GIVEN PROBLEM —
Pick out all lines of the entries that include the word "apparent" and copy them.

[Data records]

"""

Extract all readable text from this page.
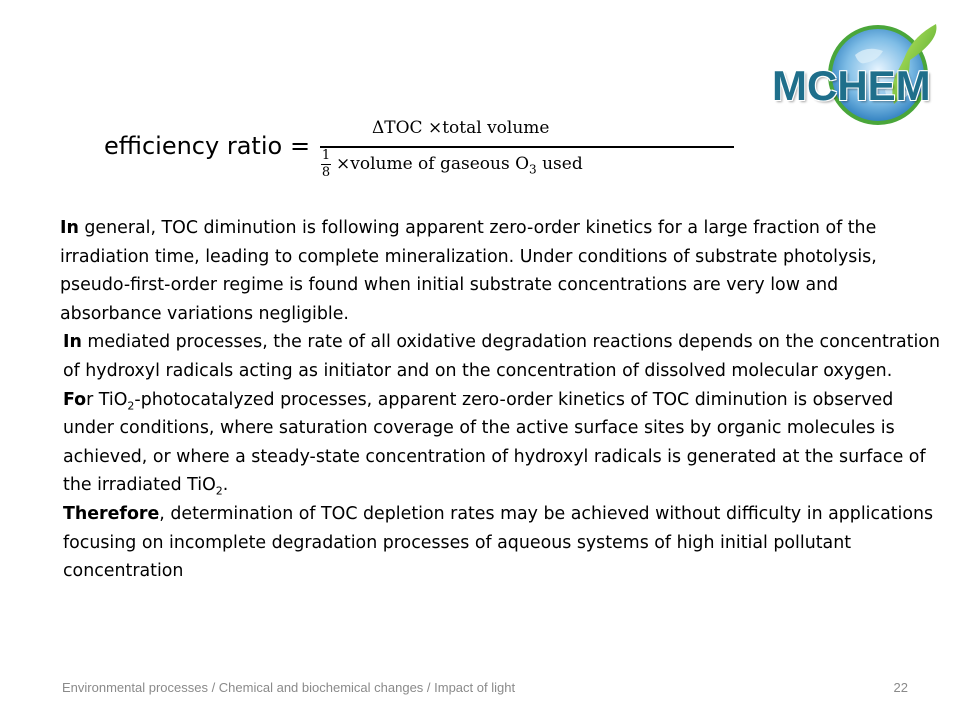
MCHEM
efficiency ratio =
ΔTOC ×total volume
1
8 ×volume of gaseous $O_3$ used

In general, TOC diminution is following apparent zero-order kinetics for a large fraction of the irradiation time, leading to complete mineralization. Under conditions of substrate photolysis, pseudo-first-order regime is found when initial substrate concentrations are very low and absorbance variations negligible.

In mediated processes, the rate of all oxidative degradation reactions depends on the concentration of hydroxyl radicals acting as initiator and on the concentration of dissolved molecular oxygen.

For TiO$_2$-photocatalyzed processes, apparent zero-order kinetics of TOC diminution is observed under conditions, where saturation coverage of the active surface sites by organic molecules is achieved, or where a steady-state concentration of hydroxyl radicals is generated at the surface of the irradiated TiO$_2$.

Therefore, determination of TOC depletion rates may be achieved without difficulty in applications focusing on incomplete degradation processes of aqueous systems of high initial pollutant concentration

Environmental processes / Chemical and biochemical changes / Impact of light	22
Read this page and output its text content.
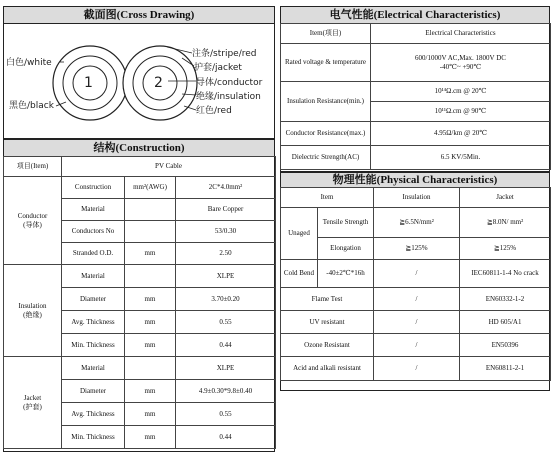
截面图(Cross Drawing)
1	2
白色/white
黑色/black
注条/stripe/red
护套/jacket
导体/conductor
绝缘/insulation
红色/red
结构(Construction)
项目(Item)	PV Cable		
Conductor
(导体)	Construction	mm²(AWG)	2C*4.0mm²
	Material		Bare Copper
	Conductors No		53/0.30
	Stranded O.D.	mm	2.50
Insulation
(绝缘)	Material		XLPE
	Diameter	mm	3.70±0.20
	Avg. Thickness	mm	0.55
	Min. Thickness	mm	0.44
Jacket
(护套)	Material		XLPE
	Diameter	mm	4.9±0.30*9.8±0.40
	Avg. Thickness	mm	0.55
	Min. Thickness	mm	0.44
电气性能(Electrical Characteristics)
Item(项目)	Electrical Characteristics
Rated voltage & temperature	600/1000V AC,Max. 1800V DC
-40℃~ +90℃
Insulation Resistance(min.)	10¹⁴Ω.cm @ 20℃
	10¹¹Ω.cm @ 90℃
Conductor Resistance(max.)	4.95Ω/km @ 20℃
Dielectric Strength(AC)	6.5 KV/5Min.
物理性能(Physical Characteristics)
Item		Insulation	Jacket
Unaged	Tensile Strength	≧6.5N/mm²	≧8.0N/ mm²
	Elongation	≧125%	≧125%
Cold Bend	-40±2℃*16h	/	IEC60811-1-4 No crack
Flame Test		/	EN60332-1-2
UV resistant		/	HD 605/A1
Ozone Resistant		/	EN50396
Acid and alkali resistant		/	EN60811-2-1
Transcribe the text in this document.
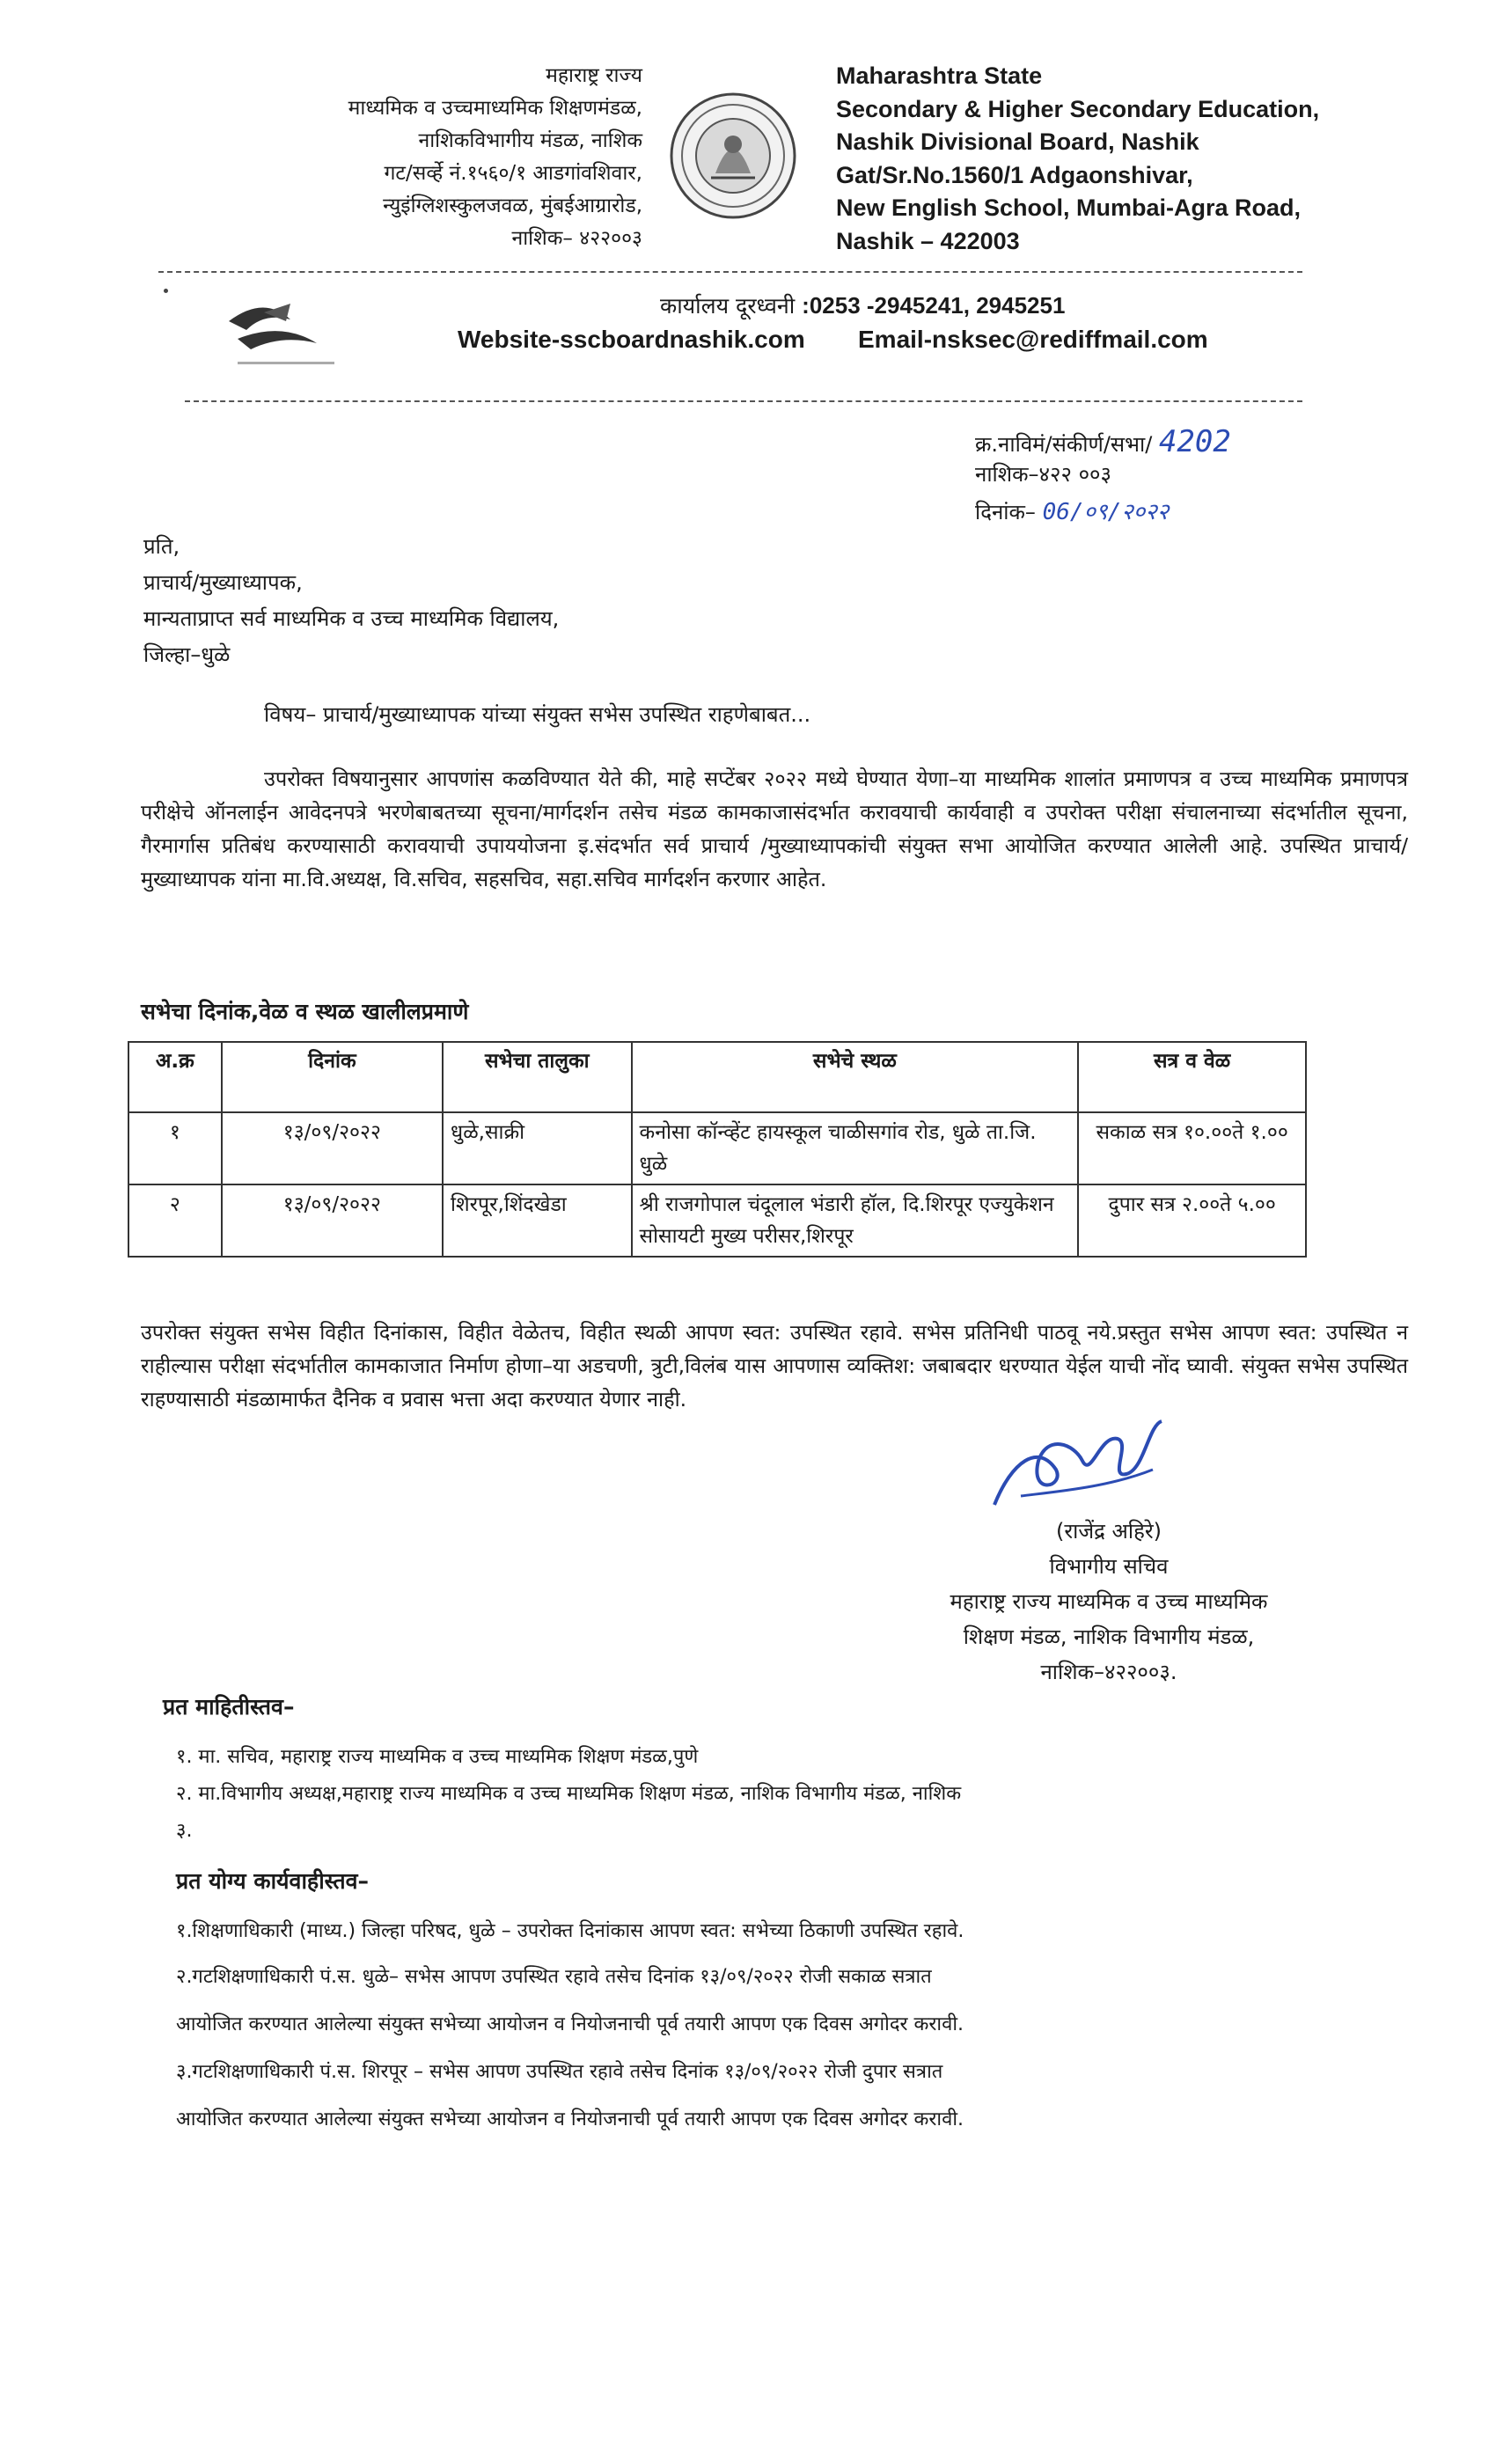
महाराष्ट्र राज्य
माध्यमिक व उच्चमाध्यमिक शिक्षणमंडळ,
नाशिकविभागीय मंडळ, नाशिक
गट/सर्व्हे नं.१५६०/१ आडगांवशिवार,
न्युइंग्लिशस्कुलजवळ, मुंबईआग्रारोड,
नाशिक– ४२२००३
Maharashtra State
Secondary & Higher Secondary Education,
Nashik Divisional Board, Nashik
Gat/Sr.No.1560/1 Adgaonshivar,
New English School, Mumbai-Agra Road,
Nashik – 422003
कार्यालय दूरध्वनी :0253 -2945241, 2945251
Website-sscboardnashik.com Email-nsksec@rediffmail.com
क्र.नाविमं/संकीर्ण/सभा/ 4202
नाशिक–४२२ ००३
दिनांक– 06/०९/२०२२
प्रति,
प्राचार्य/मुख्याध्यापक,
मान्यताप्राप्त सर्व माध्यमिक व उच्च माध्यमिक विद्यालय,
जिल्हा–धुळे
विषय– प्राचार्य/मुख्याध्यापक यांच्या संयुक्त सभेस उपस्थित राहणेबाबत...
उपरोक्त विषयानुसार आपणांस कळविण्यात येते की, माहे सप्टेंबर २०२२ मध्ये घेण्यात येणा–या माध्यमिक शालांत प्रमाणपत्र व उच्च माध्यमिक प्रमाणपत्र परीक्षेचे ऑनलाईन आवेदनपत्रे भरणेबाबतच्या सूचना/मार्गदर्शन तसेच मंडळ कामकाजासंदर्भात करावयाची कार्यवाही व उपरोक्त परीक्षा संचालनाच्या संदर्भातील सूचना, गैरमार्गास प्रतिबंध करण्यासाठी करावयाची उपाययोजना इ.संदर्भात सर्व प्राचार्य /मुख्याध्यापकांची संयुक्त सभा आयोजित करण्यात आलेली आहे. उपस्थित प्राचार्य/मुख्याध्यापक यांना मा.वि.अध्यक्ष, वि.सचिव, सहसचिव, सहा.सचिव मार्गदर्शन करणार आहेत.
सभेचा दिनांक,वेळ व स्थळ खालीलप्रमाणे
अ.क्र	दिनांक	सभेचा तालुका	सभेचे स्थळ	सत्र व वेळ
१	१३/०९/२०२२	धुळे,साक्री	कनोसा कॉन्व्हेंट हायस्कूल चाळीसगांव रोड, धुळे ता.जि. धुळे	सकाळ सत्र १०.००ते १.००
२	१३/०९/२०२२	शिरपूर,शिंदखेडा	श्री राजगोपाल चंदूलाल भंडारी हॉल, दि.शिरपूर एज्युकेशन सोसायटी मुख्य परीसर,शिरपूर	दुपार सत्र २.००ते ५.००
उपरोक्त संयुक्त सभेस विहीत दिनांकास, विहीत वेळेतच, विहीत स्थळी आपण स्वत: उपस्थित रहावे. सभेस प्रतिनिधी पाठवू नये.प्रस्तुत सभेस आपण स्वत: उपस्थित न राहील्यास परीक्षा संदर्भातील कामकाजात निर्माण होणा–या अडचणी, त्रुटी,विलंब यास आपणास व्यक्तिश: जबाबदार धरण्यात येईल याची नोंद घ्यावी. संयुक्त सभेस उपस्थित राहण्यासाठी मंडळामार्फत दैनिक व प्रवास भत्ता अदा करण्यात येणार नाही.
(राजेंद्र अहिरे)
विभागीय सचिव
महाराष्ट्र राज्य माध्यमिक व उच्च माध्यमिक
शिक्षण मंडळ, नाशिक विभागीय मंडळ,
नाशिक–४२२००३.
प्रत माहितीस्तव–
१. मा. सचिव, महाराष्ट्र राज्य माध्यमिक व उच्च माध्यमिक शिक्षण मंडळ,पुणे
२. मा.विभागीय अध्यक्ष,महाराष्ट्र राज्य माध्यमिक व उच्च माध्यमिक शिक्षण मंडळ, नाशिक विभागीय मंडळ, नाशिक
३.
प्रत योग्य कार्यवाहीस्तव–
१.शिक्षणाधिकारी (माध्य.) जिल्हा परिषद, धुळे – उपरोक्त दिनांकास आपण स्वत: सभेच्या ठिकाणी उपस्थित रहावे.
२.गटशिक्षणाधिकारी पं.स. धुळे– सभेस आपण उपस्थित रहावे तसेच दिनांक १३/०९/२०२२ रोजी सकाळ सत्रात
आयोजित करण्यात आलेल्या संयुक्त सभेच्या आयोजन व नियोजनाची पूर्व तयारी आपण एक दिवस अगोदर करावी.
३.गटशिक्षणाधिकारी पं.स. शिरपूर – सभेस आपण उपस्थित रहावे तसेच दिनांक १३/०९/२०२२ रोजी दुपार सत्रात
आयोजित करण्यात आलेल्या संयुक्त सभेच्या आयोजन व नियोजनाची पूर्व तयारी आपण एक दिवस अगोदर करावी.
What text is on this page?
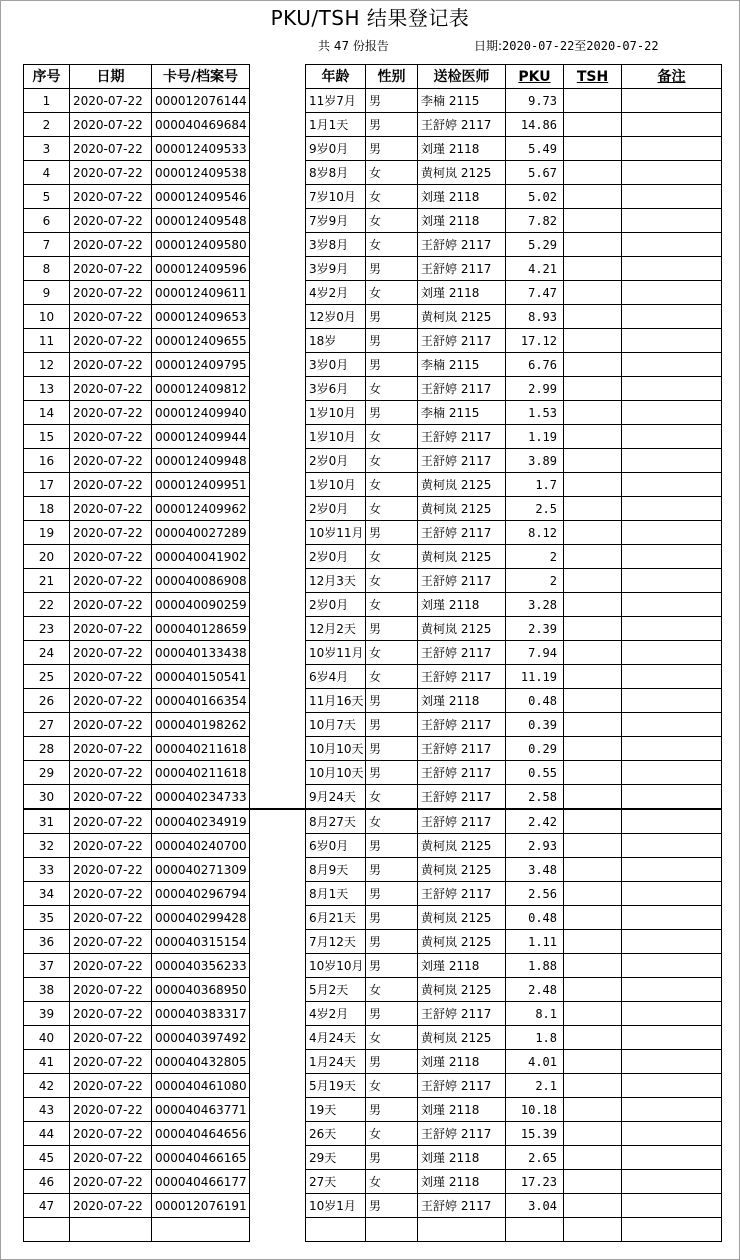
PKU/TSH 结果登记表
共 47 份报告	日期:2020-07-22至2020-07-22
序号	日期	卡号/档案号		年龄	性别	送检医师	PKU	TSH	备注
1	2020-07-22	000012076144		11岁7月	男	李楠 2115	9.73		
2	2020-07-22	000040469684		1月1天	男	王舒婷 2117	14.86		
3	2020-07-22	000012409533		9岁0月	男	刘瑾 2118	5.49		
4	2020-07-22	000012409538		8岁8月	女	黄柯岚 2125	5.67		
5	2020-07-22	000012409546		7岁10月	女	刘瑾 2118	5.02		
6	2020-07-22	000012409548		7岁9月	女	刘瑾 2118	7.82		
7	2020-07-22	000012409580		3岁8月	女	王舒婷 2117	5.29		
8	2020-07-22	000012409596		3岁9月	男	王舒婷 2117	4.21		
9	2020-07-22	000012409611		4岁2月	女	刘瑾 2118	7.47		
10	2020-07-22	000012409653		12岁0月	男	黄柯岚 2125	8.93		
11	2020-07-22	000012409655		18岁	男	王舒婷 2117	17.12		
12	2020-07-22	000012409795		3岁0月	男	李楠 2115	6.76		
13	2020-07-22	000012409812		3岁6月	女	王舒婷 2117	2.99		
14	2020-07-22	000012409940		1岁10月	男	李楠 2115	1.53		
15	2020-07-22	000012409944		1岁10月	女	王舒婷 2117	1.19		
16	2020-07-22	000012409948		2岁0月	女	王舒婷 2117	3.89		
17	2020-07-22	000012409951		1岁10月	女	黄柯岚 2125	1.7		
18	2020-07-22	000012409962		2岁0月	女	黄柯岚 2125	2.5		
19	2020-07-22	000040027289		10岁11月	男	王舒婷 2117	8.12		
20	2020-07-22	000040041902		2岁0月	女	黄柯岚 2125	2		
21	2020-07-22	000040086908		12月3天	女	王舒婷 2117	2		
22	2020-07-22	000040090259		2岁0月	女	刘瑾 2118	3.28		
23	2020-07-22	000040128659		12月2天	男	黄柯岚 2125	2.39		
24	2020-07-22	000040133438		10岁11月	女	王舒婷 2117	7.94		
25	2020-07-22	000040150541		6岁4月	女	王舒婷 2117	11.19		
26	2020-07-22	000040166354		11月16天	男	刘瑾 2118	0.48		
27	2020-07-22	000040198262		10月7天	男	王舒婷 2117	0.39		
28	2020-07-22	000040211618		10月10天	男	王舒婷 2117	0.29		
29	2020-07-22	000040211618		10月10天	男	王舒婷 2117	0.55		
30	2020-07-22	000040234733		9月24天	女	王舒婷 2117	2.58		
31	2020-07-22	000040234919		8月27天	女	王舒婷 2117	2.42		
32	2020-07-22	000040240700		6岁0月	男	黄柯岚 2125	2.93		
33	2020-07-22	000040271309		8月9天	男	黄柯岚 2125	3.48		
34	2020-07-22	000040296794		8月1天	男	王舒婷 2117	2.56		
35	2020-07-22	000040299428		6月21天	男	黄柯岚 2125	0.48		
36	2020-07-22	000040315154		7月12天	男	黄柯岚 2125	1.11		
37	2020-07-22	000040356233		10岁10月	男	刘瑾 2118	1.88		
38	2020-07-22	000040368950		5月2天	女	黄柯岚 2125	2.48		
39	2020-07-22	000040383317		4岁2月	男	王舒婷 2117	8.1		
40	2020-07-22	000040397492		4月24天	女	黄柯岚 2125	1.8		
41	2020-07-22	000040432805		1月24天	男	刘瑾 2118	4.01		
42	2020-07-22	000040461080		5月19天	女	王舒婷 2117	2.1		
43	2020-07-22	000040463771		19天	男	刘瑾 2118	10.18		
44	2020-07-22	000040464656		26天	女	王舒婷 2117	15.39		
45	2020-07-22	000040466165		29天	男	刘瑾 2118	2.65		
46	2020-07-22	000040466177		27天	女	刘瑾 2118	17.23		
47	2020-07-22	000012076191		10岁1月	男	王舒婷 2117	3.04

"""

CORRECT OUTPUT —
In general, TOC diminution is following apparent zero-order kinetics for a large fraction of the irradiation time, leading to complete mineralization. Under conditions of substrate photolysis, pseudo-first-order regime is found when initial substrate concentrations are very low and absorbance variations negligible.
For TiO$_2$-photocatalyzed processes, apparent zero-order kinetics of TOC diminution is observed under conditions, where saturation coverage of the active surface sites by organic molecules is achieved, or where a steady-state concentration of hydroxyl radicals is generated at the surface of the irradiated TiO$_2$.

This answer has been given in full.